Print all records exactly, leaving nothing out.

[Start TASK INPUT]

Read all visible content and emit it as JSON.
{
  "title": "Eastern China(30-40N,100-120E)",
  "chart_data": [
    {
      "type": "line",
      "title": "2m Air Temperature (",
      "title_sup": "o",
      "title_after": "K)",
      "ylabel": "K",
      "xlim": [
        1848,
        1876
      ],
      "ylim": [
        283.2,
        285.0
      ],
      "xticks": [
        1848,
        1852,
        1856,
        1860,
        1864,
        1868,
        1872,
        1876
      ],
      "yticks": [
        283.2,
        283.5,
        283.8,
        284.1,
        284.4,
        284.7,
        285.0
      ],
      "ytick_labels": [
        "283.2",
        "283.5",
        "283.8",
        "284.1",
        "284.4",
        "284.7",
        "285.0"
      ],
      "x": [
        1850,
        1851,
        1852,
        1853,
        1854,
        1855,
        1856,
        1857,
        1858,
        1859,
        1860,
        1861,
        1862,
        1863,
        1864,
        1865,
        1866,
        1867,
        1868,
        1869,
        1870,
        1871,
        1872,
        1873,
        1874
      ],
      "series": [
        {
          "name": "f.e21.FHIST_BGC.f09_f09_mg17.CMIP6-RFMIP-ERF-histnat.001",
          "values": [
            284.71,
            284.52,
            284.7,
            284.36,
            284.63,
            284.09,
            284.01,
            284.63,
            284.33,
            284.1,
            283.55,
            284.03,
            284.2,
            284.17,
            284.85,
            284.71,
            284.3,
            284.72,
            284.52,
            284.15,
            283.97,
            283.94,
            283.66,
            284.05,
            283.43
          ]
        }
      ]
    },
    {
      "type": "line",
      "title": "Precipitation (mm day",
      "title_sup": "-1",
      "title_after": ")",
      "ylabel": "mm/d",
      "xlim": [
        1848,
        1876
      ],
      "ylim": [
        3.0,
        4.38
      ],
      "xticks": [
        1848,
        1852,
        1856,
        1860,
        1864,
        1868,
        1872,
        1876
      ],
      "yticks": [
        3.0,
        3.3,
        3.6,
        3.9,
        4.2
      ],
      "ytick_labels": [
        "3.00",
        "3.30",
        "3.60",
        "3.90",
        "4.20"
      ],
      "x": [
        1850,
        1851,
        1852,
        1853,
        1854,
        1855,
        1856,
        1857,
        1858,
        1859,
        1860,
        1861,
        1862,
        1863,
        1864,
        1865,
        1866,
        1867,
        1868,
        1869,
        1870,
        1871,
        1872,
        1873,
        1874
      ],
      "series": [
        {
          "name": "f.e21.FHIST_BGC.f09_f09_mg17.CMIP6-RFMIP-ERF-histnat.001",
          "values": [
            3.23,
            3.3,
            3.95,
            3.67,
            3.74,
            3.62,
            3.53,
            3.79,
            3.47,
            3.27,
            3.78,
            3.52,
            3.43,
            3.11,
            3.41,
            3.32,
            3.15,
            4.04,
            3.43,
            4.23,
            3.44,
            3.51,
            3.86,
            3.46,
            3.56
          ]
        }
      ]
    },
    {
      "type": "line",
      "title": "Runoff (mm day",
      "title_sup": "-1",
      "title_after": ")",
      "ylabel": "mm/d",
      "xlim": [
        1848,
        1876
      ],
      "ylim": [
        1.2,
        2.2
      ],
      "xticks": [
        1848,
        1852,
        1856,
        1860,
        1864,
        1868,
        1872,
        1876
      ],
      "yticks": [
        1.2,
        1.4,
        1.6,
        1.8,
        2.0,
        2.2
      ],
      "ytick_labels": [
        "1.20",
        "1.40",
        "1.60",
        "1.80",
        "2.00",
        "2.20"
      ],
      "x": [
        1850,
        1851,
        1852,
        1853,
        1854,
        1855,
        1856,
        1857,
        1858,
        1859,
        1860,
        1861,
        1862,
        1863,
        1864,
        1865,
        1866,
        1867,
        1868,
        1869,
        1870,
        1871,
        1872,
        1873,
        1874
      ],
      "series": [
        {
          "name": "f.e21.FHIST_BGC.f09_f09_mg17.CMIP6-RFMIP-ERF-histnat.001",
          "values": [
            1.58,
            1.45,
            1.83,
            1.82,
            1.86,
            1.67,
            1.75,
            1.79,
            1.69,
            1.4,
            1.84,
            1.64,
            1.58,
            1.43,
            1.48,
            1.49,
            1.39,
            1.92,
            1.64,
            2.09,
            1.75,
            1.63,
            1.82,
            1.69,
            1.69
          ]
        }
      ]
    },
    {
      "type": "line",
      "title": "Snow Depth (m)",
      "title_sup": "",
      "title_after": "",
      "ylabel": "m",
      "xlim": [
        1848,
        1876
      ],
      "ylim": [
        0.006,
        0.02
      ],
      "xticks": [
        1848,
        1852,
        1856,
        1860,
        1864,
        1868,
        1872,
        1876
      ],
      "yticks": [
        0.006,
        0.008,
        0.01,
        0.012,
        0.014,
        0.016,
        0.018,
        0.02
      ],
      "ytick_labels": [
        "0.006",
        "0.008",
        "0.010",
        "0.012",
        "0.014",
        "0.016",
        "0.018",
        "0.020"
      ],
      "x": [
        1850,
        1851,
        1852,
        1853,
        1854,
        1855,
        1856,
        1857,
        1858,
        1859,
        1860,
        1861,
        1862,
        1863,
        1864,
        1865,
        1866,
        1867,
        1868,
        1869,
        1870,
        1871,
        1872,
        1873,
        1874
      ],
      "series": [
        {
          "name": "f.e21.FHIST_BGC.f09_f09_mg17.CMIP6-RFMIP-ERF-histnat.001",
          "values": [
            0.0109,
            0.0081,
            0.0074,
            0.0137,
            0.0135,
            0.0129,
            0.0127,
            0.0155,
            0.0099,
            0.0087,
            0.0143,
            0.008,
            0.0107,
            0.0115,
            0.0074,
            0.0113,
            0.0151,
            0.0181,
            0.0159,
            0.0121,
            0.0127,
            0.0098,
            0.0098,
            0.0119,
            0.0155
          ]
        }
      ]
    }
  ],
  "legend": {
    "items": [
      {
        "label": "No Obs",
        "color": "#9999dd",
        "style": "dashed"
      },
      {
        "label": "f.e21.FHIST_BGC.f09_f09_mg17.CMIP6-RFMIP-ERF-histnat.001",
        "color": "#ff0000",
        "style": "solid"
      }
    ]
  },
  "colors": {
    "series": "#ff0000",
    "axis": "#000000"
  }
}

[End TASK INPUT]

* [SOLUTION BELOW]:
Read all visible content and emit it as JSON.
{
  "title": "Eastern China(30-40N,100-120E)",
  "chart_data": [
    {
      "type": "line",
      "title": "2m Air Temperature (",
      "title_sup": "o",
      "title_after": "K)",
      "ylabel": "K",
      "xlim": [
        1848,
        1876
      ],
      "ylim": [
        283.2,
        285.0
      ],
      "xticks": [
        1848,
        1852,
        1856,
        1860,
        1864,
        1868,
        1872,
        1876
      ],
      "yticks": [
        283.2,
        283.5,
        283.8,
        284.1,
        284.4,
        284.7,
        285.0
      ],
      "ytick_labels": [
        "283.2",
        "283.5",
        "283.8",
        "284.1",
        "284.4",
        "284.7",
        "285.0"
      ],
      "x": [
        1850,
        1851,
        1852,
        1853,
        1854,
        1855,
        1856,
        1857,
        1858,
        1859,
        1860,
        1861,
        1862,
        1863,
        1864,
        1865,
        1866,
        1867,
        1868,
        1869,
        1870,
        1871,
        1872,
        1873,
        1874
      ],
      "series": [
        {
          "name": "f.e21.FHIST_BGC.f09_f09_mg17.CMIP6-RFMIP-ERF-histnat.001",
          "values": [
            284.71,
            284.52,
            284.7,
            284.36,
            284.63,
            284.09,
            284.01,
            284.63,
            284.33,
            284.1,
            283.55,
            284.03,
            284.2,
            284.17,
            284.85,
            284.71,
            284.3,
            284.72,
            284.52,
            284.15,
            283.97,
            283.94,
            283.66,
            284.05,
            283.43
          ]
        }
      ]
    },
    {
      "type": "line",
      "title": "Precipitation (mm day",
      "title_sup": "-1",
      "title_after": ")",
      "ylabel": "mm/d",
      "xlim": [
        1848,
        1876
      ],
      "ylim": [
        3.0,
        4.38
      ],
      "xticks": [
        1848,
        1852,
        1856,
        1860,
        1864,
        1868,
        1872,
        1876
      ],
      "yticks": [
        3.0,
        3.3,
        3.6,
        3.9,
        4.2
      ],
      "ytick_labels": [
        "3.00",
        "3.30",
        "3.60",
        "3.90",
        "4.20"
      ],
      "x": [
        1850,
        1851,
        1852,
        1853,
        1854,
        1855,
        1856,
        1857,
        1858,
        1859,
        1860,
        1861,
        1862,
        1863,
        1864,
        1865,
        1866,
        1867,
        1868,
        1869,
        1870,
        1871,
        1872,
        1873,
        1874
      ],
      "series": [
        {
          "name": "f.e21.FHIST_BGC.f09_f09_mg17.CMIP6-RFMIP-ERF-histnat.001",
          "values": [
            3.23,
            3.3,
            3.95,
            3.67,
            3.74,
            3.62,
            3.53,
            3.79,
            3.47,
            3.27,
            3.78,
            3.52,
            3.43,
            3.11,
            3.41,
            3.32,
            3.15,
            4.04,
            3.43,
            4.23,
            3.44,
            3.51,
            3.86,
            3.46,
            3.56
          ]
        }
      ]
    },
    {
      "type": "line",
      "title": "Runoff (mm day",
      "title_sup": "-1",
      "title_after": ")",
      "ylabel": "mm/d",
      "xlim": [
        1848,
        1876
      ],
      "ylim": [
        1.2,
        2.2
      ],
      "xticks": [
        1848,
        1852,
        1856,
        1860,
        1864,
        1868,
        1872,
        1876
      ],
      "yticks": [
        1.2,
        1.4,
        1.6,
        1.8,
        2.0,
        2.2
      ],
      "ytick_labels": [
        "1.20",
        "1.40",
        "1.60",
        "1.80",
        "2.00",
        "2.20"
      ],
      "x": [
        1850,
        1851,
        1852,
        1853,
        1854,
        1855,
        1856,
        1857,
        1858,
        1859,
        1860,
        1861,
        1862,
        1863,
        1864,
        1865,
        1866,
        1867,
        1868,
        1869,
        1870,
        1871,
        1872,
        1873,
        1874
      ],
      "series": [
        {
          "name": "f.e21.FHIST_BGC.f09_f09_mg17.CMIP6-RFMIP-ERF-histnat.001",
          "values": [
            1.58,
            1.45,
            1.83,
            1.82,
            1.86,
            1.67,
            1.75,
            1.79,
            1.69,
            1.4,
            1.84,
            1.64,
            1.58,
            1.43,
            1.48,
            1.49,
            1.39,
            1.92,
            1.64,
            2.09,
            1.75,
            1.63,
            1.82,
            1.69,
            1.69
          ]
        }
      ]
    },
    {
      "type": "line",
      "title": "Snow Depth (m)",
      "title_sup": "",
      "title_after": "",
      "ylabel": "m",
      "xlim": [
        1848,
        1876
      ],
      "ylim": [
        0.006,
        0.02
      ],
      "xticks": [
        1848,
        1852,
        1856,
        1860,
        1864,
        1868,
        1872,
        1876
      ],
      "yticks": [
        0.006,
        0.008,
        0.01,
        0.012,
        0.014,
        0.016,
        0.018,
        0.02
      ],
      "ytick_labels": [
        "0.006",
        "0.008",
        "0.010",
        "0.012",
        "0.014",
        "0.016",
        "0.018",
        "0.020"
      ],
      "x": [
        1850,
        1851,
        1852,
        1853,
        1854,
        1855,
        1856,
        1857,
        1858,
        1859,
        1860,
        1861,
        1862,
        1863,
        1864,
        1865,
        1866,
        1867,
        1868,
        1869,
        1870,
        1871,
        1872,
        1873,
        1874
      ],
      "series": [
        {
          "name": "f.e21.FHIST_BGC.f09_f09_mg17.CMIP6-RFMIP-ERF-histnat.001",
          "values": [
            0.0109,
            0.0081,
            0.0074,
            0.0137,
            0.0135,
            0.0129,
            0.0127,
            0.0155,
            0.0099,
            0.0087,
            0.0143,
            0.008,
            0.0107,
            0.0115,
            0.0074,
            0.0113,
            0.0151,
            0.0181,
            0.0159,
            0.0121,
            0.0127,
            0.0098,
            0.0098,
            0.0119,
            0.0155
          ]
        }
      ]
    }
  ],
  "legend": {
    "items": [
      {
        "label": "No Obs",
        "color": "#9999dd",
        "style": "dashed"
      },
      {
        "label": "f.e21.FHIST_BGC.f09_f09_mg17.CMIP6-RFMIP-ERF-histnat.001",
        "color": "#ff0000",
        "style": "solid"
      }
    ]
  },
  "colors": {
    "series": "#ff0000",
    "axis": "#000000"
  }
}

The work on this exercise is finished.